Chart and figure data:
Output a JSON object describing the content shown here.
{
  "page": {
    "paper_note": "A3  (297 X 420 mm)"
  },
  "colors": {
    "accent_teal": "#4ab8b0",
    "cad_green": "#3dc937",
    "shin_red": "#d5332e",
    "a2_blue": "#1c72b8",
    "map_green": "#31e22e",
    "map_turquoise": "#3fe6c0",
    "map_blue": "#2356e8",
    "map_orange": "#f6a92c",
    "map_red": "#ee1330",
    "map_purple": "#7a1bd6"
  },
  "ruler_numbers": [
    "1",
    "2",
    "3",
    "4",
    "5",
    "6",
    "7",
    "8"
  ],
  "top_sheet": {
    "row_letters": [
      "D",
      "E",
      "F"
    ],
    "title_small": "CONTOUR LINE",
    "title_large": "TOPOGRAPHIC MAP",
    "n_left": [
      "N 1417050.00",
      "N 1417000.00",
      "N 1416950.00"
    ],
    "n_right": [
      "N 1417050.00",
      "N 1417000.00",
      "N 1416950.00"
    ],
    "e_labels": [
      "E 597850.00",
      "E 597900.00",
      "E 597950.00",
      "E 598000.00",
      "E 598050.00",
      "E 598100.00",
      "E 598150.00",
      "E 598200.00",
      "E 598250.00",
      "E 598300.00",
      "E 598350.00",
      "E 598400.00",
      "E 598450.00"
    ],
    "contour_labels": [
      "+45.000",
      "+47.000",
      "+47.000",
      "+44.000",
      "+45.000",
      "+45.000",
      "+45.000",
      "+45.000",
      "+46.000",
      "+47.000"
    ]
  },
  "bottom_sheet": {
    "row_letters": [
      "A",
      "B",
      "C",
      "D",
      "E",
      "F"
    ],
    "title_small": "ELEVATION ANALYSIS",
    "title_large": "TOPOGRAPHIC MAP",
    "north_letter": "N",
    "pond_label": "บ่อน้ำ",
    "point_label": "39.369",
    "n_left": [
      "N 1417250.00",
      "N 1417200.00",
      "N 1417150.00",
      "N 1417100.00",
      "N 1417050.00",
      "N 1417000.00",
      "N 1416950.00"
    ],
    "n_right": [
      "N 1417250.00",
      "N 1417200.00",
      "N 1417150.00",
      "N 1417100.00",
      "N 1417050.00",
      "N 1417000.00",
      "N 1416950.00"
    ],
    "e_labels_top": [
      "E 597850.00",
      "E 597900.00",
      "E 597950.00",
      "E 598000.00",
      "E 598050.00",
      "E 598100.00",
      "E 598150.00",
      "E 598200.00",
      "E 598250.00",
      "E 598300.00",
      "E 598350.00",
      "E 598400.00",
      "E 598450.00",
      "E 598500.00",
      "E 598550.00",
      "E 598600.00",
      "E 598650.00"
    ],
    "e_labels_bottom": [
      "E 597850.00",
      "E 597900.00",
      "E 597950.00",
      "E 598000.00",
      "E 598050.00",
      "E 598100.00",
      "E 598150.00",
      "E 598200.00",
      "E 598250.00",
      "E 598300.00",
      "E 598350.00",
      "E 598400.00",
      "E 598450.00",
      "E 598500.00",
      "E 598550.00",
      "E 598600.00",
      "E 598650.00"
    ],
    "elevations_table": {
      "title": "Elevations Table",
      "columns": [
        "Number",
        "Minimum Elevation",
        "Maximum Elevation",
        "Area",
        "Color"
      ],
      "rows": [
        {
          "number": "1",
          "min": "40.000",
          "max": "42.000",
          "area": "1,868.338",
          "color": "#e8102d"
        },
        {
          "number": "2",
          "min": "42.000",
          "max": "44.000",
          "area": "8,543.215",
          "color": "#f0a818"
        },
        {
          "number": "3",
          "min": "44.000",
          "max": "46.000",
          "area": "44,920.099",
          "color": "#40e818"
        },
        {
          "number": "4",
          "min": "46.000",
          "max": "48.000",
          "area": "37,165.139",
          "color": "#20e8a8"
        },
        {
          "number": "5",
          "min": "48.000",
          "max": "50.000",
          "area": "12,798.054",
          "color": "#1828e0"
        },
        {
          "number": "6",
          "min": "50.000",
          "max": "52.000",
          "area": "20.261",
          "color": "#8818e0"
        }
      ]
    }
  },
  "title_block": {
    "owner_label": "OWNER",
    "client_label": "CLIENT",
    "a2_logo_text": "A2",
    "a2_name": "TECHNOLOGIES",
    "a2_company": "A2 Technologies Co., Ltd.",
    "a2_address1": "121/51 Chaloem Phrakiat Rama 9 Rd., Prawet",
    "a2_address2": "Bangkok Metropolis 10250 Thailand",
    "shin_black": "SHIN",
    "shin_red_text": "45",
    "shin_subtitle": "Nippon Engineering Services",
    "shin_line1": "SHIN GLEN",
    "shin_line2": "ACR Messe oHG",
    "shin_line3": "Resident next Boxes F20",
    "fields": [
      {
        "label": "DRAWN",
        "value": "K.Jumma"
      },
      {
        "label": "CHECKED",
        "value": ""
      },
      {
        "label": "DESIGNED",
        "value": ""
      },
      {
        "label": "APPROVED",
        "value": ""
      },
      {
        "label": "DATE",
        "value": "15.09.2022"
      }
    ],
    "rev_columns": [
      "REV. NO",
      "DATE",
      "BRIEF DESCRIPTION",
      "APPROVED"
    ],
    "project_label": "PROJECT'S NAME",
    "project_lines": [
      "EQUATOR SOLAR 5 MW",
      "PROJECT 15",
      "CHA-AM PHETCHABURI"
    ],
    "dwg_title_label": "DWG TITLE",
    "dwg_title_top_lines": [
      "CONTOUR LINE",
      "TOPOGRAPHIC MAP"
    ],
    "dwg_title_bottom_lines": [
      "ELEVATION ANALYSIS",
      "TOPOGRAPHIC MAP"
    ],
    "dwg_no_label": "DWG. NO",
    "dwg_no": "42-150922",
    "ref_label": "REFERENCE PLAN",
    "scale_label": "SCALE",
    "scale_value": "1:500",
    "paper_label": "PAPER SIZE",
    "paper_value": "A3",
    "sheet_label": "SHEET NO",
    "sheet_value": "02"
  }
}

§ GIVEN EXERCISE: All of the data shown above must be copied exactly.

§ THE RESPONSE:
Output a JSON object describing the content shown here.
{
  "page": {
    "paper_note": "A3  (297 X 420 mm)"
  },
  "colors": {
    "accent_teal": "#4ab8b0",
    "cad_green": "#3dc937",
    "shin_red": "#d5332e",
    "a2_blue": "#1c72b8",
    "map_green": "#31e22e",
    "map_turquoise": "#3fe6c0",
    "map_blue": "#2356e8",
    "map_orange": "#f6a92c",
    "map_red": "#ee1330",
    "map_purple": "#7a1bd6"
  },
  "ruler_numbers": [
    "1",
    "2",
    "3",
    "4",
    "5",
    "6",
    "7",
    "8"
  ],
  "top_sheet": {
    "row_letters": [
      "D",
      "E",
      "F"
    ],
    "title_small": "CONTOUR LINE",
    "title_large": "TOPOGRAPHIC MAP",
    "n_left": [
      "N 1417050.00",
      "N 1417000.00",
      "N 1416950.00"
    ],
    "n_right": [
      "N 1417050.00",
      "N 1417000.00",
      "N 1416950.00"
    ],
    "e_labels": [
      "E 597850.00",
      "E 597900.00",
      "E 597950.00",
      "E 598000.00",
      "E 598050.00",
      "E 598100.00",
      "E 598150.00",
      "E 598200.00",
      "E 598250.00",
      "E 598300.00",
      "E 598350.00",
      "E 598400.00",
      "E 598450.00"
    ],
    "contour_labels": [
      "+45.000",
      "+47.000",
      "+47.000",
      "+44.000",
      "+45.000",
      "+45.000",
      "+45.000",
      "+45.000",
      "+46.000",
      "+47.000"
    ]
  },
  "bottom_sheet": {
    "row_letters": [
      "A",
      "B",
      "C",
      "D",
      "E",
      "F"
    ],
    "title_small": "ELEVATION ANALYSIS",
    "title_large": "TOPOGRAPHIC MAP",
    "north_letter": "N",
    "pond_label": "บ่อน้ำ",
    "point_label": "39.369",
    "n_left": [
      "N 1417250.00",
      "N 1417200.00",
      "N 1417150.00",
      "N 1417100.00",
      "N 1417050.00",
      "N 1417000.00",
      "N 1416950.00"
    ],
    "n_right": [
      "N 1417250.00",
      "N 1417200.00",
      "N 1417150.00",
      "N 1417100.00",
      "N 1417050.00",
      "N 1417000.00",
      "N 1416950.00"
    ],
    "e_labels_top": [
      "E 597850.00",
      "E 597900.00",
      "E 597950.00",
      "E 598000.00",
      "E 598050.00",
      "E 598100.00",
      "E 598150.00",
      "E 598200.00",
      "E 598250.00",
      "E 598300.00",
      "E 598350.00",
      "E 598400.00",
      "E 598450.00",
      "E 598500.00",
      "E 598550.00",
      "E 598600.00",
      "E 598650.00"
    ],
    "e_labels_bottom": [
      "E 597850.00",
      "E 597900.00",
      "E 597950.00",
      "E 598000.00",
      "E 598050.00",
      "E 598100.00",
      "E 598150.00",
      "E 598200.00",
      "E 598250.00",
      "E 598300.00",
      "E 598350.00",
      "E 598400.00",
      "E 598450.00",
      "E 598500.00",
      "E 598550.00",
      "E 598600.00",
      "E 598650.00"
    ],
    "elevations_table": {
      "title": "Elevations Table",
      "columns": [
        "Number",
        "Minimum Elevation",
        "Maximum Elevation",
        "Area",
        "Color"
      ],
      "rows": [
        {
          "number": "1",
          "min": "40.000",
          "max": "42.000",
          "area": "1,868.338",
          "color": "#e8102d"
        },
        {
          "number": "2",
          "min": "42.000",
          "max": "44.000",
          "area": "8,543.215",
          "color": "#f0a818"
        },
        {
          "number": "3",
          "min": "44.000",
          "max": "46.000",
          "area": "44,920.099",
          "color": "#40e818"
        },
        {
          "number": "4",
          "min": "46.000",
          "max": "48.000",
          "area": "37,165.139",
          "color": "#20e8a8"
        },
        {
          "number": "5",
          "min": "48.000",
          "max": "50.000",
          "area": "12,798.054",
          "color": "#1828e0"
        },
        {
          "number": "6",
          "min": "50.000",
          "max": "52.000",
          "area": "20.261",
          "color": "#8818e0"
        }
      ]
    }
  },
  "title_block": {
    "owner_label": "OWNER",
    "client_label": "CLIENT",
    "a2_logo_text": "A2",
    "a2_name": "TECHNOLOGIES",
    "a2_company": "A2 Technologies Co., Ltd.",
    "a2_address1": "121/51 Chaloem Phrakiat Rama 9 Rd., Prawet",
    "a2_address2": "Bangkok Metropolis 10250 Thailand",
    "shin_black": "SHIN",
    "shin_red_text": "45",
    "shin_subtitle": "Nippon Engineering Services",
    "shin_line1": "SHIN GLEN",
    "shin_line2": "ACR Messe oHG",
    "shin_line3": "Resident next Boxes F20",
    "fields": [
      {
        "label": "DRAWN",
        "value": "K.Jumma"
      },
      {
        "label": "CHECKED",
        "value": ""
      },
      {
        "label": "DESIGNED",
        "value": ""
      },
      {
        "label": "APPROVED",
        "value": ""
      },
      {
        "label": "DATE",
        "value": "15.09.2022"
      }
    ],
    "rev_columns": [
      "REV. NO",
      "DATE",
      "BRIEF DESCRIPTION",
      "APPROVED"
    ],
    "project_label": "PROJECT'S NAME",
    "project_lines": [
      "EQUATOR SOLAR 5 MW",
      "PROJECT 15",
      "CHA-AM PHETCHABURI"
    ],
    "dwg_title_label": "DWG TITLE",
    "dwg_title_top_lines": [
      "CONTOUR LINE",
      "TOPOGRAPHIC MAP"
    ],
    "dwg_title_bottom_lines": [
      "ELEVATION ANALYSIS",
      "TOPOGRAPHIC MAP"
    ],
    "dwg_no_label": "DWG. NO",
    "dwg_no": "42-150922",
    "ref_label": "REFERENCE PLAN",
    "scale_label": "SCALE",
    "scale_value": "1:500",
    "paper_label": "PAPER SIZE",
    "paper_value": "A3",
    "sheet_label": "SHEET NO",
    "sheet_value": "02"
  }
}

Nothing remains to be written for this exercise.